## Start Recorded information

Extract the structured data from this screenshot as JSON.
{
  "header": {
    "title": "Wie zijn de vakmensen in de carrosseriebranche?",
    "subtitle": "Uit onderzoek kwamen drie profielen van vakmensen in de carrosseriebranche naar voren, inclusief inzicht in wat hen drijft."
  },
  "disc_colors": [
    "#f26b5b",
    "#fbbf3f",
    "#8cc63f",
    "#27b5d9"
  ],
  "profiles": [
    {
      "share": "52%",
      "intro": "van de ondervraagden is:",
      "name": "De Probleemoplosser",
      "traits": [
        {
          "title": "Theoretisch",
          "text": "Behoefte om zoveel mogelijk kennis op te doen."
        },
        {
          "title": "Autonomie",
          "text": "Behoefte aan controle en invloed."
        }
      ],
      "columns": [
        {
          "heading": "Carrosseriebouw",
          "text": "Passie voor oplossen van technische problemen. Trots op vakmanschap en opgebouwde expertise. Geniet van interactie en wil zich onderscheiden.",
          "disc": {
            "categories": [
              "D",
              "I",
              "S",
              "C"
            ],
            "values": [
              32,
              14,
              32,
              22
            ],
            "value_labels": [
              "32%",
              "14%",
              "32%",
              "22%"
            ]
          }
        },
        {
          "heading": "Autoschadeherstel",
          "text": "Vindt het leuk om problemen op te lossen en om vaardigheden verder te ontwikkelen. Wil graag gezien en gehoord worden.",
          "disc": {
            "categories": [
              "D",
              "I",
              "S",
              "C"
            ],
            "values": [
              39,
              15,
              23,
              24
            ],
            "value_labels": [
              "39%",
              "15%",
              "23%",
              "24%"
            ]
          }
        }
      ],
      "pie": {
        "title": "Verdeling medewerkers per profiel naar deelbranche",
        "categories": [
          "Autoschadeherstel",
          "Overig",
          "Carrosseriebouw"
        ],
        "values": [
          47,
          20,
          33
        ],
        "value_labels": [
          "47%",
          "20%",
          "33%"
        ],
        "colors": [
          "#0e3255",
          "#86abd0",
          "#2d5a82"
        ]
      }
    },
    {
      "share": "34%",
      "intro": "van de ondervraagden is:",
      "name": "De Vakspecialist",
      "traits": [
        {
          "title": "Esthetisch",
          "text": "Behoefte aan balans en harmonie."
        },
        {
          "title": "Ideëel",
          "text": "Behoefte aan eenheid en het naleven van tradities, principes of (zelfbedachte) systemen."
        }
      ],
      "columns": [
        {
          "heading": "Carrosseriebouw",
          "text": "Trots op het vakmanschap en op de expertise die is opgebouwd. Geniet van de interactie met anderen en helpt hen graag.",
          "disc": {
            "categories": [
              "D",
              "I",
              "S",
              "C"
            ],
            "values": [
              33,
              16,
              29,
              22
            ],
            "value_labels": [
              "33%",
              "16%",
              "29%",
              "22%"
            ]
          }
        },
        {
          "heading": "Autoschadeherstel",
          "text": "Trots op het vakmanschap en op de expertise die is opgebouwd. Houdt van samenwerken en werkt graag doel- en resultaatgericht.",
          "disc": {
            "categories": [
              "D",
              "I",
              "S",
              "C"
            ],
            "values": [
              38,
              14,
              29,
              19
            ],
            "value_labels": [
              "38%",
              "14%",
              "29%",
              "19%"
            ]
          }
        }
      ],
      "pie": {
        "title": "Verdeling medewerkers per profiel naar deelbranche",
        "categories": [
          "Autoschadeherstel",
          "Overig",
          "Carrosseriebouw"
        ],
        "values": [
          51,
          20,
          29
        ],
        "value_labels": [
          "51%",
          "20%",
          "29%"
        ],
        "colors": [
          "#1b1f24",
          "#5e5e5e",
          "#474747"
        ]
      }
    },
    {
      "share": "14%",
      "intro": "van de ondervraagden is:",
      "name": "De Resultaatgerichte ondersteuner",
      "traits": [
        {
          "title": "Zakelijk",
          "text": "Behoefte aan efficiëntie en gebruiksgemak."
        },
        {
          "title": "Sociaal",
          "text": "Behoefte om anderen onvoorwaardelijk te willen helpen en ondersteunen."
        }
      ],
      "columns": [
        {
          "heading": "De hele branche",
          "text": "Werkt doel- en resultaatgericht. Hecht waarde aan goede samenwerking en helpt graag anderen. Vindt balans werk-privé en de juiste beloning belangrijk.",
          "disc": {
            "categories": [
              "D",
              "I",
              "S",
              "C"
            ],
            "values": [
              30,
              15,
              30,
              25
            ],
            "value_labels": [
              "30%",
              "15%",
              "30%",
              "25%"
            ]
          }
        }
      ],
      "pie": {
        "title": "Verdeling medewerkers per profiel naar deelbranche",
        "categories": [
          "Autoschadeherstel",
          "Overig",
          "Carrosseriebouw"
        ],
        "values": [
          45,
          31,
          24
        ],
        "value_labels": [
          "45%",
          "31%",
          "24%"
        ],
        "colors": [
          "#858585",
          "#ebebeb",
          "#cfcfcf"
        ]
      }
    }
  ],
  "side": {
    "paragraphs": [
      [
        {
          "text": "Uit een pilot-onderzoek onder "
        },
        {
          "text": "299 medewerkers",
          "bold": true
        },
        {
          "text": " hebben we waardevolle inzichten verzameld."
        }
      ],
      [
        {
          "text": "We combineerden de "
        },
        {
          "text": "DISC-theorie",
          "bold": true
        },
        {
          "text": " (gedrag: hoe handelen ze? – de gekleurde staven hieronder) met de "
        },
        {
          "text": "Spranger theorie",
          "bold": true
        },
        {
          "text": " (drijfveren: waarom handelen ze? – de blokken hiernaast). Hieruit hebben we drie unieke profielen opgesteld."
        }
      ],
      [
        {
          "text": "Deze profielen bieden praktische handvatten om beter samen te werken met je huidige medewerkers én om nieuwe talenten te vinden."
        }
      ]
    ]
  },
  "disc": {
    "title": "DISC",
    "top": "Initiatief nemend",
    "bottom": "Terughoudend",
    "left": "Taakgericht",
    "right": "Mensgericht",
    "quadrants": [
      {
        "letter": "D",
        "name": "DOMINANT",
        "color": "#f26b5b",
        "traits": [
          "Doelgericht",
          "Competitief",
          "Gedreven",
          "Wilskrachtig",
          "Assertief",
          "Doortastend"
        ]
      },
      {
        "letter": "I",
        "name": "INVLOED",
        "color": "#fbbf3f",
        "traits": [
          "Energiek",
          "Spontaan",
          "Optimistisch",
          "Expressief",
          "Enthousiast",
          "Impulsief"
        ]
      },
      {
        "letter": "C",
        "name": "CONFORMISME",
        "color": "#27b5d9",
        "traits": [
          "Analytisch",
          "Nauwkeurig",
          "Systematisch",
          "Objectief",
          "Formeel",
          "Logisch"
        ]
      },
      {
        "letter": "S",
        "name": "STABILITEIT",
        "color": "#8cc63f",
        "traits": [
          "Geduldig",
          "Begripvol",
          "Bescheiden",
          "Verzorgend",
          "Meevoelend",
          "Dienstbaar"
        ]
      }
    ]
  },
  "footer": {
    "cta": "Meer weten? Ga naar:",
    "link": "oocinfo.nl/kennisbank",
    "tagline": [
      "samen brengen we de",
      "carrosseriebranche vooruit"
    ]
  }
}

## End Recorded information

> Problem to work on:
Set all of the records down again, exactly as they stand.

> Correct answer:
Extract the structured data from this screenshot as JSON.
{
  "header": {
    "title": "Wie zijn de vakmensen in de carrosseriebranche?",
    "subtitle": "Uit onderzoek kwamen drie profielen van vakmensen in de carrosseriebranche naar voren, inclusief inzicht in wat hen drijft."
  },
  "disc_colors": [
    "#f26b5b",
    "#fbbf3f",
    "#8cc63f",
    "#27b5d9"
  ],
  "profiles": [
    {
      "share": "52%",
      "intro": "van de ondervraagden is:",
      "name": "De Probleemoplosser",
      "traits": [
        {
          "title": "Theoretisch",
          "text": "Behoefte om zoveel mogelijk kennis op te doen."
        },
        {
          "title": "Autonomie",
          "text": "Behoefte aan controle en invloed."
        }
      ],
      "columns": [
        {
          "heading": "Carrosseriebouw",
          "text": "Passie voor oplossen van technische problemen. Trots op vakmanschap en opgebouwde expertise. Geniet van interactie en wil zich onderscheiden.",
          "disc": {
            "categories": [
              "D",
              "I",
              "S",
              "C"
            ],
            "values": [
              32,
              14,
              32,
              22
            ],
            "value_labels": [
              "32%",
              "14%",
              "32%",
              "22%"
            ]
          }
        },
        {
          "heading": "Autoschadeherstel",
          "text": "Vindt het leuk om problemen op te lossen en om vaardigheden verder te ontwikkelen. Wil graag gezien en gehoord worden.",
          "disc": {
            "categories": [
              "D",
              "I",
              "S",
              "C"
            ],
            "values": [
              39,
              15,
              23,
              24
            ],
            "value_labels": [
              "39%",
              "15%",
              "23%",
              "24%"
            ]
          }
        }
      ],
      "pie": {
        "title": "Verdeling medewerkers per profiel naar deelbranche",
        "categories": [
          "Autoschadeherstel",
          "Overig",
          "Carrosseriebouw"
        ],
        "values": [
          47,
          20,
          33
        ],
        "value_labels": [
          "47%",
          "20%",
          "33%"
        ],
        "colors": [
          "#0e3255",
          "#86abd0",
          "#2d5a82"
        ]
      }
    },
    {
      "share": "34%",
      "intro": "van de ondervraagden is:",
      "name": "De Vakspecialist",
      "traits": [
        {
          "title": "Esthetisch",
          "text": "Behoefte aan balans en harmonie."
        },
        {
          "title": "Ideëel",
          "text": "Behoefte aan eenheid en het naleven van tradities, principes of (zelfbedachte) systemen."
        }
      ],
      "columns": [
        {
          "heading": "Carrosseriebouw",
          "text": "Trots op het vakmanschap en op de expertise die is opgebouwd. Geniet van de interactie met anderen en helpt hen graag.",
          "disc": {
            "categories": [
              "D",
              "I",
              "S",
              "C"
            ],
            "values": [
              33,
              16,
              29,
              22
            ],
            "value_labels": [
              "33%",
              "16%",
              "29%",
              "22%"
            ]
          }
        },
        {
          "heading": "Autoschadeherstel",
          "text": "Trots op het vakmanschap en op de expertise die is opgebouwd. Houdt van samenwerken en werkt graag doel- en resultaatgericht.",
          "disc": {
            "categories": [
              "D",
              "I",
              "S",
              "C"
            ],
            "values": [
              38,
              14,
              29,
              19
            ],
            "value_labels": [
              "38%",
              "14%",
              "29%",
              "19%"
            ]
          }
        }
      ],
      "pie": {
        "title": "Verdeling medewerkers per profiel naar deelbranche",
        "categories": [
          "Autoschadeherstel",
          "Overig",
          "Carrosseriebouw"
        ],
        "values": [
          51,
          20,
          29
        ],
        "value_labels": [
          "51%",
          "20%",
          "29%"
        ],
        "colors": [
          "#1b1f24",
          "#5e5e5e",
          "#474747"
        ]
      }
    },
    {
      "share": "14%",
      "intro": "van de ondervraagden is:",
      "name": "De Resultaatgerichte ondersteuner",
      "traits": [
        {
          "title": "Zakelijk",
          "text": "Behoefte aan efficiëntie en gebruiksgemak."
        },
        {
          "title": "Sociaal",
          "text": "Behoefte om anderen onvoorwaardelijk te willen helpen en ondersteunen."
        }
      ],
      "columns": [
        {
          "heading": "De hele branche",
          "text": "Werkt doel- en resultaatgericht. Hecht waarde aan goede samenwerking en helpt graag anderen. Vindt balans werk-privé en de juiste beloning belangrijk.",
          "disc": {
            "categories": [
              "D",
              "I",
              "S",
              "C"
            ],
            "values": [
              30,
              15,
              30,
              25
            ],
            "value_labels": [
              "30%",
              "15%",
              "30%",
              "25%"
            ]
          }
        }
      ],
      "pie": {
        "title": "Verdeling medewerkers per profiel naar deelbranche",
        "categories": [
          "Autoschadeherstel",
          "Overig",
          "Carrosseriebouw"
        ],
        "values": [
          45,
          31,
          24
        ],
        "value_labels": [
          "45%",
          "31%",
          "24%"
        ],
        "colors": [
          "#858585",
          "#ebebeb",
          "#cfcfcf"
        ]
      }
    }
  ],
  "side": {
    "paragraphs": [
      [
        {
          "text": "Uit een pilot-onderzoek onder "
        },
        {
          "text": "299 medewerkers",
          "bold": true
        },
        {
          "text": " hebben we waardevolle inzichten verzameld."
        }
      ],
      [
        {
          "text": "We combineerden de "
        },
        {
          "text": "DISC-theorie",
          "bold": true
        },
        {
          "text": " (gedrag: hoe handelen ze? – de gekleurde staven hieronder) met de "
        },
        {
          "text": "Spranger theorie",
          "bold": true
        },
        {
          "text": " (drijfveren: waarom handelen ze? – de blokken hiernaast). Hieruit hebben we drie unieke profielen opgesteld."
        }
      ],
      [
        {
          "text": "Deze profielen bieden praktische handvatten om beter samen te werken met je huidige medewerkers én om nieuwe talenten te vinden."
        }
      ]
    ]
  },
  "disc": {
    "title": "DISC",
    "top": "Initiatief nemend",
    "bottom": "Terughoudend",
    "left": "Taakgericht",
    "right": "Mensgericht",
    "quadrants": [
      {
        "letter": "D",
        "name": "DOMINANT",
        "color": "#f26b5b",
        "traits": [
          "Doelgericht",
          "Competitief",
          "Gedreven",
          "Wilskrachtig",
          "Assertief",
          "Doortastend"
        ]
      },
      {
        "letter": "I",
        "name": "INVLOED",
        "color": "#fbbf3f",
        "traits": [
          "Energiek",
          "Spontaan",
          "Optimistisch",
          "Expressief",
          "Enthousiast",
          "Impulsief"
        ]
      },
      {
        "letter": "C",
        "name": "CONFORMISME",
        "color": "#27b5d9",
        "traits": [
          "Analytisch",
          "Nauwkeurig",
          "Systematisch",
          "Objectief",
          "Formeel",
          "Logisch"
        ]
      },
      {
        "letter": "S",
        "name": "STABILITEIT",
        "color": "#8cc63f",
        "traits": [
          "Geduldig",
          "Begripvol",
          "Bescheiden",
          "Verzorgend",
          "Meevoelend",
          "Dienstbaar"
        ]
      }
    ]
  },
  "footer": {
    "cta": "Meer weten? Ga naar:",
    "link": "oocinfo.nl/kennisbank",
    "tagline": [
      "samen brengen we de",
      "carrosseriebranche vooruit"
    ]
  }
}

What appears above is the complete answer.